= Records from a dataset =
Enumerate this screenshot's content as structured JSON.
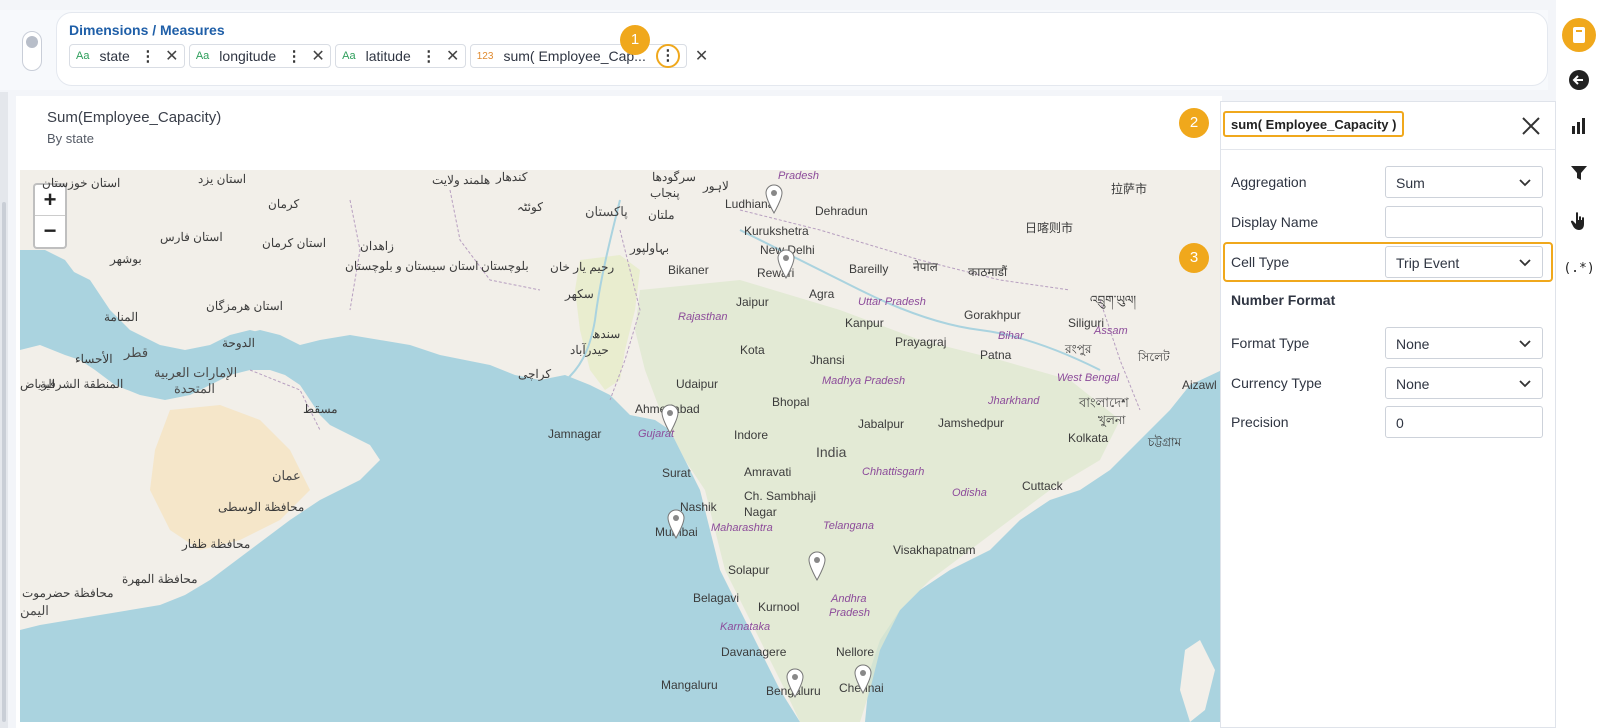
{
  "dimensions": {
    "title": "Dimensions / Measures",
    "chips": [
      {
        "type": "Aa",
        "label": "state"
      },
      {
        "type": "Aa",
        "label": "longitude"
      },
      {
        "type": "Aa",
        "label": "latitude"
      },
      {
        "type": "123",
        "label": "sum( Employee_Cap..."
      }
    ]
  },
  "badges": [
    "1",
    "2",
    "3"
  ],
  "chart": {
    "title": "Sum(Employee_Capacity)",
    "subtitle": "By state"
  },
  "map": {
    "zoom_in": "+",
    "zoom_out": "−",
    "labels": {
      "ludhiana": "Ludhiana",
      "dehradun": "Dehradun",
      "kurukshetra": "Kurukshetra",
      "newdelhi": "New Delhi",
      "bikaner": "Bikaner",
      "rewari": "Rewari",
      "bareilly": "Bareilly",
      "jaipur": "Jaipur",
      "agra": "Agra",
      "uttarpradesh": "Uttar Pradesh",
      "kanpur": "Kanpur",
      "prayagraj": "Prayagraj",
      "rajasthan": "Rajasthan",
      "kota": "Kota",
      "jhansi": "Jhansi",
      "patna": "Patna",
      "gorakhpur": "Gorakhpur",
      "siliguri": "Siliguri",
      "bihar": "Bihar",
      "udaipur": "Udaipur",
      "madhyapradesh": "Madhya Pradesh",
      "bhopal": "Bhopal",
      "ahmedabad": "Ahmedabad",
      "jamnagar": "Jamnagar",
      "gujarat": "Gujarat",
      "indore": "Indore",
      "jabalpur": "Jabalpur",
      "jharkhand": "Jharkhand",
      "jamshedpur": "Jamshedpur",
      "kolkata": "Kolkata",
      "westbengal": "West Bengal",
      "india": "India",
      "surat": "Surat",
      "amravati": "Amravati",
      "chhattisgarh": "Chhattisgarh",
      "odisha": "Odisha",
      "cuttack": "Cuttack",
      "nashik": "Nashik",
      "chsambhaji": "Ch. Sambhaji",
      "nagar": "Nagar",
      "mumbai": "Mumbai",
      "maharashtra": "Maharashtra",
      "telangana": "Telangana",
      "visakhapatnam": "Visakhapatnam",
      "solapur": "Solapur",
      "belagavi": "Belagavi",
      "kurnool": "Kurnool",
      "andhrapradesh1": "Andhra",
      "andhrapradesh2": "Pradesh",
      "karnataka": "Karnataka",
      "davanagere": "Davanagere",
      "nellore": "Nellore",
      "mangaluru": "Mangaluru",
      "bengaluru": "Bengaluru",
      "chennai": "Chennai",
      "kathmandu": "काठमाडौं",
      "nepal": "नेपाल",
      "assam": "Assam",
      "aizawl": "Aizawl",
      "pakistan": "پاکستان",
      "multan": "ملتان",
      "karachi": "کراچی",
      "hyderabad_pk": "حیدرآباد",
      "sukkur": "سکھر",
      "muscat": "مسقط",
      "oman": "عمان",
      "uae1": "الإمارات العربية",
      "uae2": "المتحدة",
      "doha": "الدوحة",
      "manama": "المنامة",
      "qatar": "قطر",
      "kerman": "کرمان",
      "zahedan": "زاهدان",
      "kandahar": "کندهار",
      "quetta": "کوئٹہ",
      "lahore": "لاہور",
      "bahawalpur": "بہاولپور",
      "rahimyarkhan": "رحیم یار خان",
      "balochistan": "بلوچستان",
      "bangladesh": "বাংলাদেশ",
      "khulna": "খুলনা",
      "chattogram": "চট্টগ্রাম",
      "sylhet": "সিলেট",
      "rangpur": "রংপুর",
      "lhasa": "拉萨市",
      "rikaze": "日喀则市",
      "bhutan": "འབྲུག་ཡུལ།",
      "yemen": "اليمن",
      "punjab": "پنجاب",
      "sindh": "سندھ",
      "ahsa": "الأحساء",
      "riyadh": "الرياض",
      "eastprov": "المنطقة الشرقية",
      "wusta": "محافظة الوسطى",
      "dhofar": "محافظة ظفار",
      "mahra": "محافظة المهرة",
      "hadramaut": "محافظة حضرموت",
      "bushehr": "بوشهر",
      "hormozgan": "استان هرمزگان",
      "fars": "استان فارس",
      "kermanprov": "استان کرمان",
      "sistan": "استان سیستان و بلوچستان",
      "yazd": "استان یزد",
      "pradesh_top": "Pradesh",
      "sargodha": "سرگودھا",
      "helmand": "هلمند ولایت",
      "khuzestan": "استان خوزستان"
    }
  },
  "panel": {
    "title": "sum( Employee_Capacity )",
    "aggregation_label": "Aggregation",
    "aggregation_value": "Sum",
    "display_name_label": "Display Name",
    "display_name_value": "",
    "cell_type_label": "Cell Type",
    "cell_type_value": "Trip Event",
    "number_format_heading": "Number Format",
    "format_type_label": "Format Type",
    "format_type_value": "None",
    "currency_type_label": "Currency Type",
    "currency_type_value": "None",
    "precision_label": "Precision",
    "precision_value": "0"
  },
  "rail": {
    "regex_label": "(.*)"
  },
  "colors": {
    "accent": "#f0a81c",
    "link": "#1f5fa8",
    "water": "#aad3df",
    "land": "#f2efe9"
  }
}
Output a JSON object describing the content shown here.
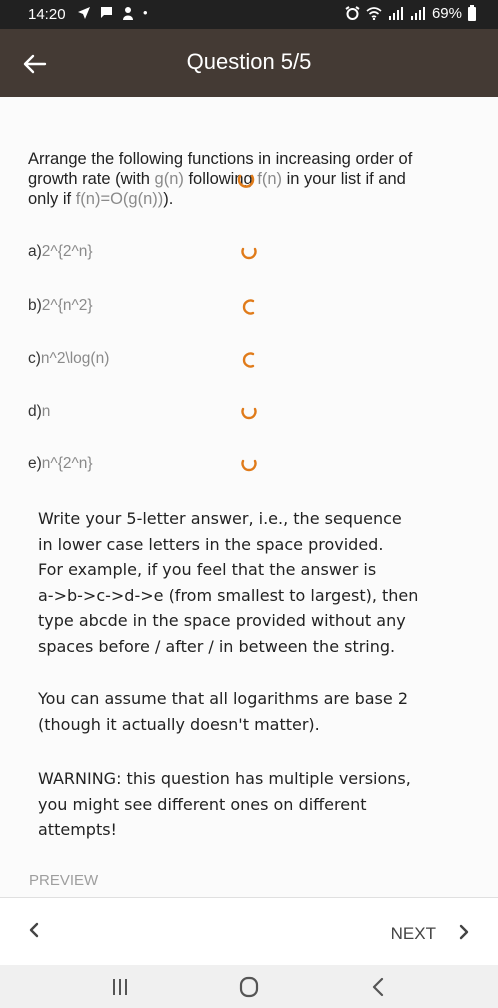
{
  "status_bar": {
    "time": "14:20",
    "battery": "69%"
  },
  "header": {
    "title": "Question 5/5"
  },
  "question": {
    "line1": "Arrange the following functions in increasing order of",
    "line2_a": "growth rate (with ",
    "line2_g": "g(n)",
    "line2_b": " following ",
    "line2_f": "f(n)",
    "line2_c": " in your list if and",
    "line3_a": "only if ",
    "line3_math": "f(n)=O(g(n))",
    "line3_b": ")."
  },
  "options": [
    {
      "letter": "a)",
      "expr": "2^{2^n}"
    },
    {
      "letter": "b)",
      "expr": "2^{n^2}"
    },
    {
      "letter": "c)",
      "expr": "n^2\\log(n)"
    },
    {
      "letter": "d)",
      "expr": "n"
    },
    {
      "letter": "e)",
      "expr": "n^{2^n}"
    }
  ],
  "instructions": {
    "p1": [
      "Write your 5-letter answer, i.e., the sequence",
      "in lower case letters in the space provided.",
      "For example, if you feel that the answer is",
      "a->b->c->d->e (from smallest to largest), then",
      "type abcde in the space provided without any",
      "spaces before / after / in between the string."
    ],
    "p2": [
      "You can assume that all logarithms are base 2",
      "(though it actually doesn't matter)."
    ],
    "p3": [
      "WARNING: this question has multiple versions,",
      "you might see different ones on different",
      "attempts!"
    ]
  },
  "preview_label": "PREVIEW",
  "footer": {
    "next_label": "NEXT"
  },
  "colors": {
    "app_bar": "#443a34",
    "status_bar": "#212121",
    "spinner": "#e07b1a"
  }
}
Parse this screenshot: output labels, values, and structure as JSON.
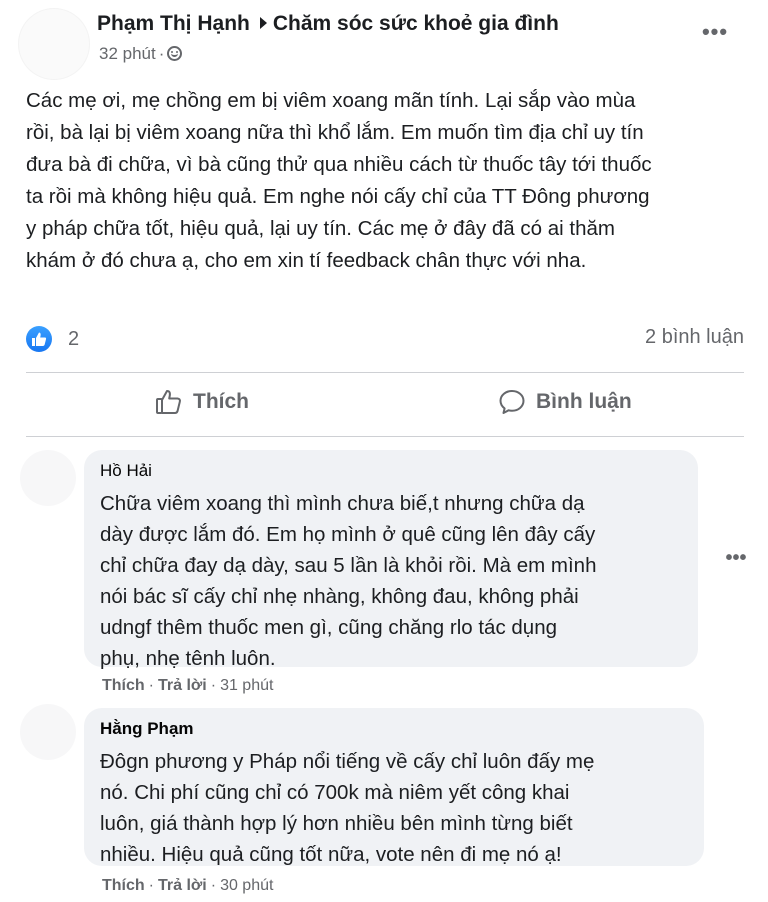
{
  "post": {
    "author": "Phạm Thị Hạnh",
    "group": "Chăm sóc sức khoẻ gia đình",
    "time": "32 phút",
    "separator": "·",
    "privacy_icon": "globe-icon",
    "more_icon": "•••",
    "body_lines": [
      "Các mẹ ơi, mẹ chồng em bị viêm xoang mãn tính. Lại sắp vào mùa",
      "rồi, bà lại bị viêm xoang nữa thì khổ lắm. Em muốn tìm địa chỉ uy tín",
      "đưa bà đi chữa, vì bà cũng thử qua nhiều cách từ thuốc tây tới thuốc",
      "ta rồi mà không hiệu quả. Em nghe nói cấy chỉ của TT Đông phương",
      "y pháp chữa tốt, hiệu quả, lại uy tín. Các mẹ ở đây đã có ai thăm",
      "khám ở đó chưa ạ, cho em xin tí feedback chân thực với nha."
    ],
    "reaction_count": "2",
    "comment_count": "2 bình luận"
  },
  "actions": {
    "like_label": "Thích",
    "comment_label": "Bình luận"
  },
  "comments": [
    {
      "name": "Hồ Hải",
      "lines": [
        "Chữa viêm xoang thì mình chưa biế,t nhưng chữa dạ",
        "dày được lắm đó. Em họ mình ở quê cũng lên đây cấy",
        "chỉ chữa đay dạ dày, sau 5 lần là khỏi rồi. Mà em mình",
        "nói bác sĩ cấy chỉ nhẹ nhàng, không đau, không phải",
        "udngf thêm thuốc men gì, cũng chăng rlo tác dụng",
        "phụ, nhẹ tênh luôn."
      ],
      "like": "Thích",
      "reply": "Trả lời",
      "time": "31 phút",
      "more_icon": "•••"
    },
    {
      "name": "Hằng Phạm",
      "lines": [
        "Đôgn phương y Pháp nổi tiếng về cấy chỉ luôn đấy mẹ",
        "nó. Chi phí cũng chỉ có 700k mà niêm yết công khai",
        "luôn, giá thành hợp lý hơn nhiều bên mình từng biết",
        "nhiều. Hiệu quả cũng tốt nữa, vote nên đi mẹ nó ạ!"
      ],
      "like": "Thích",
      "reply": "Trả lời",
      "time": "30 phút"
    }
  ],
  "colors": {
    "accent": "#1877f2",
    "secondary_text": "#65676b",
    "bubble_bg": "#f0f2f5",
    "divider": "#ced0d4"
  }
}
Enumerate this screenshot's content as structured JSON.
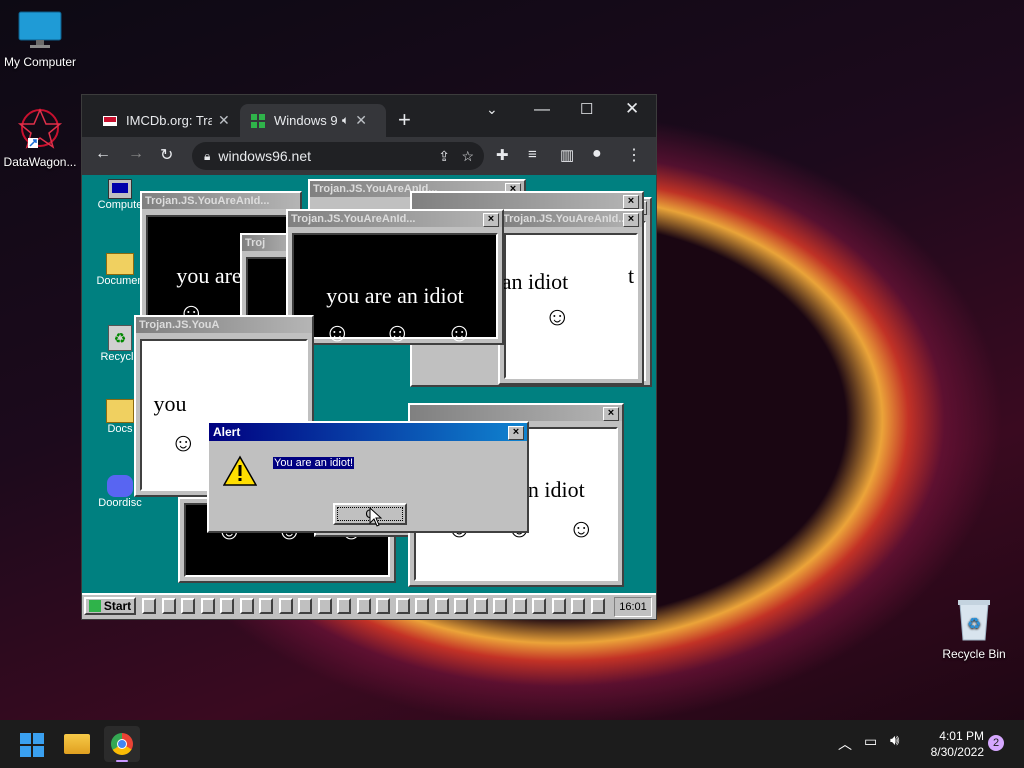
{
  "desktop": {
    "icons": [
      {
        "label": "My Computer",
        "icon": "monitor-icon"
      },
      {
        "label": "DataWagon...",
        "icon": "datawagon-icon"
      },
      {
        "label": "Recycle Bin",
        "icon": "recycle-bin-icon"
      }
    ]
  },
  "browser": {
    "tabs": [
      {
        "title": "IMCDb.org: Tra",
        "icon": "imcdb-favicon"
      },
      {
        "title": "Windows 9",
        "icon": "windows96-favicon",
        "audio": true
      }
    ],
    "new_tab_label": "+",
    "url": "windows96.net",
    "window_controls": [
      "chevron-down-icon",
      "minimize-icon",
      "maximize-icon",
      "close-icon"
    ]
  },
  "win96": {
    "desktop_icons": [
      {
        "label": "Compute"
      },
      {
        "label": "Documen"
      },
      {
        "label": "Recycle"
      },
      {
        "label": "Docs"
      },
      {
        "label": "Doordisc"
      }
    ],
    "popup_title": "Trojan.JS.YouAreAnId...",
    "popup_title_short": "Trojan.JS.YouA",
    "popup_title_tiny": "Troj",
    "idiot_text": "you are an idiot",
    "idiot_text_partial_1": "you are",
    "idiot_text_partial_2": "an idiot",
    "idiot_text_partial_3": "you",
    "idiot_text_partial_4": "y",
    "idiot_text_partial_5": "t",
    "smiley": "☺",
    "alert": {
      "title": "Alert",
      "message": "You are an idiot!",
      "ok_label": "O"
    },
    "taskbar": {
      "start_label": "Start",
      "clock": "16:01",
      "slot_count": 24
    }
  },
  "taskbar11": {
    "time": "4:01 PM",
    "date": "8/30/2022",
    "notification_count": "2",
    "pinned": [
      "windows-start-icon",
      "file-explorer-icon",
      "chrome-icon"
    ]
  },
  "colors": {
    "win96_teal": "#008080",
    "win96_gray": "#c0c0c0",
    "title_active": "#000080",
    "chrome_dark": "#202124"
  }
}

= Exercise prompt =
List the lines of the material in which the word "کرمان" occurs.

= Output below =
      "kerman": "کرمان",
      "kermanprov": "استان کرمان",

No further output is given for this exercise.